PEDIDO 1: Explique, com base no texto sobre a transição energética, por que motivo a transição energética não se esgota na produção renovável de eletricidade.

TEXTO DA PÁGINA:
╔══

Alice Khouri, Head of Legal Helexia, fundadora do Women in ESG Portugal, analisa no Jornal Económico os desafios da transição energética, insistindo na necessidade de políticas coerentes de energia e clima à véspera da COP30.
É essencial integrar fatores como materiais críticos, circularidade, justiça climática, inovação, armazenamento, eficiência e redes. O desafio é tão complexo quanto sistémico, e só a integração dessas dimensões permitirá uma transição realmente ambiciosa e eficaz.
A COP30 está para breve e será, talvez, a última grande oportunidade de alinhar a política energética e climática antes de 2030. Terá lugar de 10 a 21 de novembro em Belém do Pará – a “Porta de Entrada da Amazónia” –, reacendendo a esperança após a sequência Egito-EAU-Azerbaijão, marcada por críticas à captura geopolítica das conferências por regimes dependentes de combustíveis fósseis e de restrição de direitos, o que se refletiu nos seus resultados limitados e no crescente ceticismo sobre o modelo.
O Brasil, anfitrião de 2025, apresenta-se como contraponto: um país com forte agenda de descarbonização industrial e uma matriz energética altamente renovável, alcançando 88,2% de renovabilidade segundo o Relatório Síntese do Balanço Energético Nacional 2025.
É crucial distinguir ruído de preocupação real, compreendendo o que os mais de 190 países devem apresentar, para exigir igual compromisso nacional e, no plano empresarial, antecipar tendências e definir estratégias mais eficazes em tempos de transição.
Embora os temas da COP se repitam (mitigação, adaptação, género, energia, financiamento, entre outros), os entregáveis variam a cada edição. Este ano, a maior expetativa recai sobre a apresentação das NDC – compromissos nacionais de redução de emissões e adaptação – que, conforme o Acordo de Paris, devem ser progressivas e mais ambiciosas do que as anteriores, refletindo avanços reais e mensuráveis.
Em Portugal, como Estado-membro da União Europeia (UE), espera-se maior ambição face ao compromisso de 2023, que previa reduzir em pelo menos 55% as emissões líquidas até 2030 e atingir a neutralidade climática até 2050, alinhando-se ao objetivo de limitar o aquecimento global a 1,5°C. Mas e o cenário energético atual, será compatível com esse aumento da ambição? Em que medida a energia contribui para o cumprimento da exigência de uma NDC progressiva?
O setor energético representa simultaneamente o maior emissor e o principal agente de redução de GEE em Portugal, responsável por cerca de 67% das emissões – sobretudo nos transportes e na produção de energia –, segundo o Relatório do Estado do Ambiente 2024. Embora o país tenha um dos mixes energéticos mais renováveis da Europa e forte crescimento na eletricidade verde, essa vantagem não pode nos confinar em uma visão míope.
A transição energética não se esgota na produção renovável de eletricidade: transportes e indústria ainda dependem fortemente de combustíveis fósseis e enfrentam barreiras estruturais, tecnológicas e regulatórias. É essencial integrar fatores como materiais críticos, circularidade, justiça climática, inovação, armazenamento, eficiência e redes. O desafio é tão complexo quanto sistémico, e só a integração dessas dimensões permitirá uma transição realmente ambiciosa e eficaz.

╚══

PEDIDO 2: Extraia dos registos, sem qualquer alteração, as linhas que vão do início dos registos até à linha que contém "493, 993, 504]", incluindo esta.

Entradas retiradas de uma coleção
╔══

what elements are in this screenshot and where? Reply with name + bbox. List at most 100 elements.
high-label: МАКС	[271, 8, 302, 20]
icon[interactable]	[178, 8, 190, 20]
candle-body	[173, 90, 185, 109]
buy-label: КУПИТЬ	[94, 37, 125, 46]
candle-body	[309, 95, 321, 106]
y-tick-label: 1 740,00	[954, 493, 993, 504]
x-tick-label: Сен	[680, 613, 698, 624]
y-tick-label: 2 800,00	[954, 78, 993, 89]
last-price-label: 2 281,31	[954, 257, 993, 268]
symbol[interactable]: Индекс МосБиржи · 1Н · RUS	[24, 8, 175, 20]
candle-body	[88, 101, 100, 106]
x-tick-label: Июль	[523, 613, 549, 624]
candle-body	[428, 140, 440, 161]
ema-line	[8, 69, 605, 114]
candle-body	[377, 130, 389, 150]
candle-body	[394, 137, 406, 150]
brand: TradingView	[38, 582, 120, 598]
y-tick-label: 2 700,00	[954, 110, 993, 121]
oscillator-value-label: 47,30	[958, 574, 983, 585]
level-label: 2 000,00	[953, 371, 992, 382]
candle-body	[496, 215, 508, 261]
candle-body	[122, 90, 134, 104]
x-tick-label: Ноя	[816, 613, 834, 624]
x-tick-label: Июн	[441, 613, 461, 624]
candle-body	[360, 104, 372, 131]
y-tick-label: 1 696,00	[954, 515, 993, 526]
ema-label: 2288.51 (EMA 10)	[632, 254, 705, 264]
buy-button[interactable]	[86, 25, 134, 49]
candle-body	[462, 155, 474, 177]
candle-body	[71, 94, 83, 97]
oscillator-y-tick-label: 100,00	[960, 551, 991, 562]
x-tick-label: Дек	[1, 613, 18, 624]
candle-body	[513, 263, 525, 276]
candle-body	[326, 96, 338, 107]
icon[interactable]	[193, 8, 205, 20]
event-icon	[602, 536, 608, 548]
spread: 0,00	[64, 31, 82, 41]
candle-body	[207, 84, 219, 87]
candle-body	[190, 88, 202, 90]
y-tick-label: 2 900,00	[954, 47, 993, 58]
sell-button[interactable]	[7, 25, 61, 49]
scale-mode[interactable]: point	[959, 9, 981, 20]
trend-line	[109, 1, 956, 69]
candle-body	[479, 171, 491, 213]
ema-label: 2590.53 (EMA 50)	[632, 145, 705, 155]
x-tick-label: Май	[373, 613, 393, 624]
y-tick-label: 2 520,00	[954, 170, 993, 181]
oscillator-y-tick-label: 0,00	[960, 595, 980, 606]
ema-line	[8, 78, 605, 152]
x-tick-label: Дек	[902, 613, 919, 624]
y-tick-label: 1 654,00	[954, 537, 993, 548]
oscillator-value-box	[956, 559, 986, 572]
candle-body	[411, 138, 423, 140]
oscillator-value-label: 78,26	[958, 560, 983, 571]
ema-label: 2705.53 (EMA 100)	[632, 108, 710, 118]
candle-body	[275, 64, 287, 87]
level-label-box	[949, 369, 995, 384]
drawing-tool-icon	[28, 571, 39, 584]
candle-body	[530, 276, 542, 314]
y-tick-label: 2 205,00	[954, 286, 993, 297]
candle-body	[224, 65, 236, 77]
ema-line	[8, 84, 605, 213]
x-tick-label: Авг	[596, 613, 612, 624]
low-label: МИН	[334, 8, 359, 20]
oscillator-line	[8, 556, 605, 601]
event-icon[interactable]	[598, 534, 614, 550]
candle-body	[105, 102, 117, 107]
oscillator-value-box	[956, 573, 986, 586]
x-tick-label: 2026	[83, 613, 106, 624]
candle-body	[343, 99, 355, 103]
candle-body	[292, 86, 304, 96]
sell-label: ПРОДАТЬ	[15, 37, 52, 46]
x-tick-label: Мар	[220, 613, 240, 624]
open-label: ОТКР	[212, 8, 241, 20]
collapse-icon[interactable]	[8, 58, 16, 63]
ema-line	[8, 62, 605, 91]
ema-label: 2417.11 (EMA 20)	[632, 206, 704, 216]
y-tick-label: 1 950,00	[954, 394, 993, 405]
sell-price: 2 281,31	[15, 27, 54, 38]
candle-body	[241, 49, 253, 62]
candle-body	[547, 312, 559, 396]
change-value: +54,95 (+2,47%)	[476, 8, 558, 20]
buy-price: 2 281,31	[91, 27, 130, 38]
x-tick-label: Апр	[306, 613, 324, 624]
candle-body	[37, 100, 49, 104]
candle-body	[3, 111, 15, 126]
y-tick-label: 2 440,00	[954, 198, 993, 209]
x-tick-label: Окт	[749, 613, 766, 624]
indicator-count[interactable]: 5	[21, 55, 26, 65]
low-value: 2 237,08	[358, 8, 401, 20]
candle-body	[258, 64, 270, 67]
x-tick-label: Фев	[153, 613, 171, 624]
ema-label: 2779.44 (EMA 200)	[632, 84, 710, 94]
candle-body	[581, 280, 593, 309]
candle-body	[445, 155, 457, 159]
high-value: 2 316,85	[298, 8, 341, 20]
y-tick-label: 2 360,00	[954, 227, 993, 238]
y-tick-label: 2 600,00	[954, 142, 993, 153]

╚══

RESOLUÇÃO DA TAREFA 1: Porque os transportes e a indústria ainda dependem fortemente de combustíveis fósseis e enfrentam barreiras estruturais, tecnológicas e regulatórias.

RESOLUÇÃO DA TAREFA 2:
what elements are in this screenshot and where? Reply with name + bbox. List at most 100 elements.
high-label: МАКС	[271, 8, 302, 20]
icon[interactable]	[178, 8, 190, 20]
candle-body	[173, 90, 185, 109]
buy-label: КУПИТЬ	[94, 37, 125, 46]
candle-body	[309, 95, 321, 106]
y-tick-label: 1 740,00	[954, 493, 993, 504]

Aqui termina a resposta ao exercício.